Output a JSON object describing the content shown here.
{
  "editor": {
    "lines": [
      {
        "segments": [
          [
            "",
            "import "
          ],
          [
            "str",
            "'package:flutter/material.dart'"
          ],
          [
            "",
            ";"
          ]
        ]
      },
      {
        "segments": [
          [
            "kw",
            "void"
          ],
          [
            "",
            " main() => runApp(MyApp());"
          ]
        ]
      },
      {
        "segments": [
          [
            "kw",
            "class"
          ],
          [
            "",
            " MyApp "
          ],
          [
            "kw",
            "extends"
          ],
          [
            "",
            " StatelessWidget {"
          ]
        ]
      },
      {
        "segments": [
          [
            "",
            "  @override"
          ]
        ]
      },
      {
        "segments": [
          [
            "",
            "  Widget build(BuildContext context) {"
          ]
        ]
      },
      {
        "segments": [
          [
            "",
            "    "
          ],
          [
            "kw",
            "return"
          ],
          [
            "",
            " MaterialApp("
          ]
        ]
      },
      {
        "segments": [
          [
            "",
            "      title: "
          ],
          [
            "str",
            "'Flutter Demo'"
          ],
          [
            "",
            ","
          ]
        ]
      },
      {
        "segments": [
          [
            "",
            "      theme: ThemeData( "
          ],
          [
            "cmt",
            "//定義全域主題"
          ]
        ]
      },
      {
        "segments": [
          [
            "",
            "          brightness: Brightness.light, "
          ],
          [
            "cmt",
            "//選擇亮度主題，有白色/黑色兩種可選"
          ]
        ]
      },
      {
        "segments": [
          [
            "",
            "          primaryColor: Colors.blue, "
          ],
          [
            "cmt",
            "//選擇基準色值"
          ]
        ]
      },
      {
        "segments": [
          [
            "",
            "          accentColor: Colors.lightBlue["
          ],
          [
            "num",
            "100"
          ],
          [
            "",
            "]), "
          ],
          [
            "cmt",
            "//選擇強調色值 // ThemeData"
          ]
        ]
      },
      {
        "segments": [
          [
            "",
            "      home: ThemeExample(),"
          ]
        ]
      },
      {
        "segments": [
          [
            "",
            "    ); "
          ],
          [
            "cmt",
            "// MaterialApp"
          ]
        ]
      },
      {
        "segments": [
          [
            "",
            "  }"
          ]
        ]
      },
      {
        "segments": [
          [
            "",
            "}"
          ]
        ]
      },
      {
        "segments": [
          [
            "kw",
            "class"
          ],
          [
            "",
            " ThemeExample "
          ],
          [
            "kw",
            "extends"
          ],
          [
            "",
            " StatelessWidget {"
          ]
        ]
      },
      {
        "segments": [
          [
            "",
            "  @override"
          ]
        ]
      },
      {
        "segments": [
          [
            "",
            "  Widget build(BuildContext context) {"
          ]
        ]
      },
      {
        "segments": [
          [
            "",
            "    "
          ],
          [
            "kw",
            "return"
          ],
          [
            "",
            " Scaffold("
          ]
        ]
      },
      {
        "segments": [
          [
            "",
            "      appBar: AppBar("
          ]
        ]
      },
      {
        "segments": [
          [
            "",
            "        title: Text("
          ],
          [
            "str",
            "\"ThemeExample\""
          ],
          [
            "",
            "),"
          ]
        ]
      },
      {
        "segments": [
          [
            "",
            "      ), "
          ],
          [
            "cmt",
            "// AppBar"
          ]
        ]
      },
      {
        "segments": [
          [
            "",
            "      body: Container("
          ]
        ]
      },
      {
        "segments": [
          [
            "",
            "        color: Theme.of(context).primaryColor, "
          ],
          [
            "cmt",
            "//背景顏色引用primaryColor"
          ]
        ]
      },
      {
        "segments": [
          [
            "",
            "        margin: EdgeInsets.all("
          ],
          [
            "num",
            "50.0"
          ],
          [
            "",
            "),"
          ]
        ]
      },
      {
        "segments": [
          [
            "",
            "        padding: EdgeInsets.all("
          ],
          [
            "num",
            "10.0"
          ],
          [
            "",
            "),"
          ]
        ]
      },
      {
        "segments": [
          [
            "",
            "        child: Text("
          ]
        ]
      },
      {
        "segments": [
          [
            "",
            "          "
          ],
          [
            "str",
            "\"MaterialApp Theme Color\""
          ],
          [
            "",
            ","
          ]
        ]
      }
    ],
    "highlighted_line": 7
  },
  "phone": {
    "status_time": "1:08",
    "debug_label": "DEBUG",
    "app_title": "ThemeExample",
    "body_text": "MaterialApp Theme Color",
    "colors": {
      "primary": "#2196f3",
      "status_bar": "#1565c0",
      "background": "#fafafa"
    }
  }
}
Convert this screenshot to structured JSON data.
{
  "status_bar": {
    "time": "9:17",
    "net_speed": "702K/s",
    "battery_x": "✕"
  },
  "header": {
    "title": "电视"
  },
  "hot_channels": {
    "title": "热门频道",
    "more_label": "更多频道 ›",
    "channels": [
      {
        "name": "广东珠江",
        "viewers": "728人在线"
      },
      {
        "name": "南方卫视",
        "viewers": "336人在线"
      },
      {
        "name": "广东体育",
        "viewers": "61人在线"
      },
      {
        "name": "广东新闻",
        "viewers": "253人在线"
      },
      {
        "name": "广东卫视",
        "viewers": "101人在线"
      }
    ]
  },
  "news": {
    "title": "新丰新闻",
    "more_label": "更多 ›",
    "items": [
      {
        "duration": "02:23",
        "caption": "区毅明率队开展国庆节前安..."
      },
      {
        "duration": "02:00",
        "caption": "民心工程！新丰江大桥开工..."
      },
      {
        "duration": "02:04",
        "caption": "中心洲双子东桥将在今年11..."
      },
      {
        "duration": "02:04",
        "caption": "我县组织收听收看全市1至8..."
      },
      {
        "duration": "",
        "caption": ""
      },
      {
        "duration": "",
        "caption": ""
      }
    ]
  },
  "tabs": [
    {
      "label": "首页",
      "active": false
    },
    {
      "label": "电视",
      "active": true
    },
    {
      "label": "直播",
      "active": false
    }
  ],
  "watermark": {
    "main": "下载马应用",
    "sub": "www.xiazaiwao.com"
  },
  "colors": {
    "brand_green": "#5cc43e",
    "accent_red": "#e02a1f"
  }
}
━━━━━━━━━━━━━━━━
- _WHAT THIS TASK INVOLVES_: Quote, without any change, each line from the one that contains "Convert this screenshot" through the end of the material.

- _TASK RESULT_:
Convert this screenshot to structured JSON data.
{
  "status_bar": {
    "time": "9:17",
    "net_speed": "702K/s",
    "battery_x": "✕"
  },
  "header": {
    "title": "电视"
  },
  "hot_channels": {
    "title": "热门频道",
    "more_label": "更多频道 ›",
    "channels": [
      {
        "name": "广东珠江",
        "viewers": "728人在线"
      },
      {
        "name": "南方卫视",
        "viewers": "336人在线"
      },
      {
        "name": "广东体育",
        "viewers": "61人在线"
      },
      {
        "name": "广东新闻",
        "viewers": "253人在线"
      },
      {
        "name": "广东卫视",
        "viewers": "101人在线"
      }
    ]
  },
  "news": {
    "title": "新丰新闻",
    "more_label": "更多 ›",
    "items": [
      {
        "duration": "02:23",
        "caption": "区毅明率队开展国庆节前安..."
      },
      {
        "duration": "02:00",
        "caption": "民心工程！新丰江大桥开工..."
      },
      {
        "duration": "02:04",
        "caption": "中心洲双子东桥将在今年11..."
      },
      {
        "duration": "02:04",
        "caption": "我县组织收听收看全市1至8..."
      },
      {
        "duration": "",
        "caption": ""
      },
      {
        "duration": "",
        "caption": ""
      }
    ]
  },
  "tabs": [
    {
      "label": "首页",
      "active": false
    },
    {
      "label": "电视",
      "active": true
    },
    {
      "label": "直播",
      "active": false
    }
  ],
  "watermark": {
    "main": "下载马应用",
    "sub": "www.xiazaiwao.com"
  },
  "colors": {
    "brand_green": "#5cc43e",
    "accent_red": "#e02a1f"
  }
}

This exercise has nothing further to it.